Excerpts from a layout annotation set
——————————

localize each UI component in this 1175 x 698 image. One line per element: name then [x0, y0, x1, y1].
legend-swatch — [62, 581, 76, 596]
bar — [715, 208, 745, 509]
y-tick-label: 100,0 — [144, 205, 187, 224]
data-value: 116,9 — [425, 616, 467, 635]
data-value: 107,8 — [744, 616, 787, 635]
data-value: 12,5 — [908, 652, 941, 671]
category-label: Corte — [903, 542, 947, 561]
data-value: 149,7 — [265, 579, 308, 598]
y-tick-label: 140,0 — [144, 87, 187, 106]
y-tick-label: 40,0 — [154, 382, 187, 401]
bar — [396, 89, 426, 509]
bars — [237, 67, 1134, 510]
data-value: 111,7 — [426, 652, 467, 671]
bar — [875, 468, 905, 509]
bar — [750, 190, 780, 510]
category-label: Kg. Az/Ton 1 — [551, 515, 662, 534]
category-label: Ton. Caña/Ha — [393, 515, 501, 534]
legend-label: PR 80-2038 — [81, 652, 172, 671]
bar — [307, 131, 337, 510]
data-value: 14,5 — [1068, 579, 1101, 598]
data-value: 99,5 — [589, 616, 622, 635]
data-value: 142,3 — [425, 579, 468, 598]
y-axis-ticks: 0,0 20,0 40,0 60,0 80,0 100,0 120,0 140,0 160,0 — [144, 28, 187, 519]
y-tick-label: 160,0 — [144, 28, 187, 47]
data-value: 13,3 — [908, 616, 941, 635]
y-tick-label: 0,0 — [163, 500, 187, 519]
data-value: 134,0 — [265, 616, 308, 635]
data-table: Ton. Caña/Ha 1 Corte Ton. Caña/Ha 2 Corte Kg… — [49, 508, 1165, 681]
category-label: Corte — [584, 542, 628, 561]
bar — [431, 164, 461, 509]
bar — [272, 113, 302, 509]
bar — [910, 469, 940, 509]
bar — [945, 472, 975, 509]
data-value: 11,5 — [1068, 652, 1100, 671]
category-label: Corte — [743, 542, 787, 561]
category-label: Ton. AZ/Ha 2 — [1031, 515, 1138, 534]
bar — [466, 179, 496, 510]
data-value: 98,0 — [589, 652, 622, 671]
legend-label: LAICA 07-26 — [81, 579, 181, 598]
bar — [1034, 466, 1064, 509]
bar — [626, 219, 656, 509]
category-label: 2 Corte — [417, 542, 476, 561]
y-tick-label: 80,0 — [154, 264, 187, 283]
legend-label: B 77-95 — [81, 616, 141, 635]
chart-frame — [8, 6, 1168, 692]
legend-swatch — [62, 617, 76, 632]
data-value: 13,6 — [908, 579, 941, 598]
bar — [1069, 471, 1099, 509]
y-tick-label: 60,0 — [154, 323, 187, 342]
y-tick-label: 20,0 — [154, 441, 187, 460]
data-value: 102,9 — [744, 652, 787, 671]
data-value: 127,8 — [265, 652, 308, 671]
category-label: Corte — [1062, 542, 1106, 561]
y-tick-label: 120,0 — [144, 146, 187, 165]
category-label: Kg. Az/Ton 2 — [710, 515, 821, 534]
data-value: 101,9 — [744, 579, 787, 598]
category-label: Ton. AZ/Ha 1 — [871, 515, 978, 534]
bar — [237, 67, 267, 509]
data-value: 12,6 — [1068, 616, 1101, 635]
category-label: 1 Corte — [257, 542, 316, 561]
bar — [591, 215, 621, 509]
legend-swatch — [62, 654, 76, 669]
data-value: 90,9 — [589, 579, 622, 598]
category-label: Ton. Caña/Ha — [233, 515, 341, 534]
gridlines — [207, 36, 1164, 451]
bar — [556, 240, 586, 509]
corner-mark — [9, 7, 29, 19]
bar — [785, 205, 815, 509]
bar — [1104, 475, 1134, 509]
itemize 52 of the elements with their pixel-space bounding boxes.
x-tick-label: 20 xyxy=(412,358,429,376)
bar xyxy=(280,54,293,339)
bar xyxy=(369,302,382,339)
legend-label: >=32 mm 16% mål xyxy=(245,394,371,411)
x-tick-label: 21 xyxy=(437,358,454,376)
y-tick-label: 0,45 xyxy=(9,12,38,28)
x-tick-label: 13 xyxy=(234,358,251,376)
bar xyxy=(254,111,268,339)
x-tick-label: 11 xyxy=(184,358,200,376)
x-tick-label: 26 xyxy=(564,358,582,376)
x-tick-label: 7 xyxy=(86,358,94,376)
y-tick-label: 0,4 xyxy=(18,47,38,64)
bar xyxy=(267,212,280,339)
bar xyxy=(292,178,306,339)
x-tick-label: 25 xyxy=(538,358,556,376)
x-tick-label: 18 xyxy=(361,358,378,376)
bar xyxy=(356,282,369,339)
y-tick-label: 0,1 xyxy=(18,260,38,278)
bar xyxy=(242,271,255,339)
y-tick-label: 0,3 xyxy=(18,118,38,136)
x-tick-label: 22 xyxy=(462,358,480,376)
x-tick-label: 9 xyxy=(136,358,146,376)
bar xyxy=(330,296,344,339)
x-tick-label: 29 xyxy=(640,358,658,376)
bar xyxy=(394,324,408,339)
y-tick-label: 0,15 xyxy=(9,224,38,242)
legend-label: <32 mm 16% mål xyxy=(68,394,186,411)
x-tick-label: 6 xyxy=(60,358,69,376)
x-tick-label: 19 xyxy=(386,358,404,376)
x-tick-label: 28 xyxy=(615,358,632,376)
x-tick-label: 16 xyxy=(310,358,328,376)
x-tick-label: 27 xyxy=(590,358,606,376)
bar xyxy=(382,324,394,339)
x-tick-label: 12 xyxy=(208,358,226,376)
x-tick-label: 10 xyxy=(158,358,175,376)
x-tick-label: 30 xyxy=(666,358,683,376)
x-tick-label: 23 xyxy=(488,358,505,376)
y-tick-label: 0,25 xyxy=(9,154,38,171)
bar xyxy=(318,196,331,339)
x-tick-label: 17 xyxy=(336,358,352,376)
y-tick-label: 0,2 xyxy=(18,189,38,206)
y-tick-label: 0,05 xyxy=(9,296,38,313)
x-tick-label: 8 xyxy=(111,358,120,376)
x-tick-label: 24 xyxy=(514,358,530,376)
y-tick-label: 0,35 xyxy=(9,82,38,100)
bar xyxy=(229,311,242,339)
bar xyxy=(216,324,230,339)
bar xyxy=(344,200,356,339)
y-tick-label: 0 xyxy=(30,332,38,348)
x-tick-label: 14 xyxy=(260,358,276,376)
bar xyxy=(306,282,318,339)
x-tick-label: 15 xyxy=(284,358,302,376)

——————————

__Direction__
Locate each line in the material above that contains the string "swatch" and copy every such line in full. Case counts.

__Problem solution__
legend-swatch — [62, 581, 76, 596]
legend-swatch — [62, 617, 76, 632]
legend-swatch — [62, 654, 76, 669]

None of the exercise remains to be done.